== DATA PROVIDED ==
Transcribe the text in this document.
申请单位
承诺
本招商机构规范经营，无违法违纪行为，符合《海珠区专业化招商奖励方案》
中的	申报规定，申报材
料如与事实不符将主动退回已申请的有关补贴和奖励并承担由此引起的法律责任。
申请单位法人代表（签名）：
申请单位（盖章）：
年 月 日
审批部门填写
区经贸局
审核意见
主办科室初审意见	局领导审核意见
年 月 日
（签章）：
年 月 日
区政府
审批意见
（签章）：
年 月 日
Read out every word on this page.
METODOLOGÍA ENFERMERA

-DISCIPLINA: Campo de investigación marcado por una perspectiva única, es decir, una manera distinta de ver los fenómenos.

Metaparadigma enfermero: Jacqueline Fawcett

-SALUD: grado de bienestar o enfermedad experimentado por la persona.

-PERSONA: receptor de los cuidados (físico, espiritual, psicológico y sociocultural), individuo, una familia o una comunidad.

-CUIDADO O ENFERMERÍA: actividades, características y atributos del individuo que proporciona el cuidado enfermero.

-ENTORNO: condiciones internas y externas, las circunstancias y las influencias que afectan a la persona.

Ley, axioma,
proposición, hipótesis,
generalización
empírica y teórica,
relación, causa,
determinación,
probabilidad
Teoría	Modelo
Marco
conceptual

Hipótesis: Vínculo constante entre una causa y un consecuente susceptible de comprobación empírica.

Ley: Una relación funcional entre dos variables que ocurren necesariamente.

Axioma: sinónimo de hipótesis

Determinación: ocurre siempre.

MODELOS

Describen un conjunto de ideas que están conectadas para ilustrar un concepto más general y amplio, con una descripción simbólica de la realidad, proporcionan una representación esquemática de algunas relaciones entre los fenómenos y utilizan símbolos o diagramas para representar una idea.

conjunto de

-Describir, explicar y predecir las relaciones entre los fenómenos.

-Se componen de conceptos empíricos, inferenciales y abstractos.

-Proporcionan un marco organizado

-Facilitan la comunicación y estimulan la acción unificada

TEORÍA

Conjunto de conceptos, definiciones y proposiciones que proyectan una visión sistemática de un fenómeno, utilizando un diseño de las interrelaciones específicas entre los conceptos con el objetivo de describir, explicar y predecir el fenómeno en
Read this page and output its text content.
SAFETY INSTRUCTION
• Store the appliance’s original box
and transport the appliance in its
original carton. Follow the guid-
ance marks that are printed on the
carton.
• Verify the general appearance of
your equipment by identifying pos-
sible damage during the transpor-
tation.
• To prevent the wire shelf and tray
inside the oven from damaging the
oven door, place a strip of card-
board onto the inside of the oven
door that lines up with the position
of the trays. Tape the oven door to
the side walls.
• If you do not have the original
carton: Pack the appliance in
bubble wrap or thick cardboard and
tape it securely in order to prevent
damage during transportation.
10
===
§ **INSTRUCTIONS FOR THE TASK**: Repeat each record exactly. Omit nothing.

§ **RIGHT ANSWER**:
Transcribe the text in this document.
申请单位
承诺
本招商机构规范经营，无违法违纪行为，符合《海珠区专业化招商奖励方案》
中的	申报规定，申报材
料如与事实不符将主动退回已申请的有关补贴和奖励并承担由此引起的法律责任。
申请单位法人代表（签名）：
申请单位（盖章）：
年 月 日
审批部门填写
区经贸局
审核意见
主办科室初审意见	局领导审核意见
年 月 日
（签章）：
年 月 日
区政府
审批意见
（签章）：
年 月 日
Read out every word on this page.
METODOLOGÍA ENFERMERA

-DISCIPLINA: Campo de investigación marcado por una perspectiva única, es decir, una manera distinta de ver los fenómenos.

Metaparadigma enfermero: Jacqueline Fawcett

-SALUD: grado de bienestar o enfermedad experimentado por la persona.

-PERSONA: receptor de los cuidados (físico, espiritual, psicológico y sociocultural), individuo, una familia o una comunidad.

-CUIDADO O ENFERMERÍA: actividades, características y atributos del individuo que proporciona el cuidado enfermero.

-ENTORNO: condiciones internas y externas, las circunstancias y las influencias que afectan a la persona.

Ley, axioma,
proposición, hipótesis,
generalización
empírica y teórica,
relación, causa,
determinación,
probabilidad
Teoría	Modelo
Marco
conceptual

Hipótesis: Vínculo constante entre una causa y un consecuente susceptible de comprobación empírica.

Ley: Una relación funcional entre dos variables que ocurren necesariamente.

Axioma: sinónimo de hipótesis

Determinación: ocurre siempre.

MODELOS

Describen un conjunto de ideas que están conectadas para ilustrar un concepto más general y amplio, con una descripción simbólica de la realidad, proporcionan una representación esquemática de algunas relaciones entre los fenómenos y utilizan símbolos o diagramas para representar una idea.

conjunto de

-Describir, explicar y predecir las relaciones entre los fenómenos.

-Se componen de conceptos empíricos, inferenciales y abstractos.

-Proporcionan un marco organizado

-Facilitan la comunicación y estimulan la acción unificada

TEORÍA

Conjunto de conceptos, definiciones y proposiciones que proyectan una visión sistemática de un fenómeno, utilizando un diseño de las interrelaciones específicas entre los conceptos con el objetivo de describir, explicar y predecir el fenómeno en
Read this page and output its text content.
SAFETY INSTRUCTION
• Store the appliance’s original box
and transport the appliance in its
original carton. Follow the guid-
ance marks that are printed on the
carton.
• Verify the general appearance of
your equipment by identifying pos-
sible damage during the transpor-
tation.
• To prevent the wire shelf and tray
inside the oven from damaging the
oven door, place a strip of card-
board onto the inside of the oven
door that lines up with the position
of the trays. Tape the oven door to
the side walls.
• If you do not have the original
carton: Pack the appliance in
bubble wrap or thick cardboard and
tape it securely in order to prevent
damage during transportation.
10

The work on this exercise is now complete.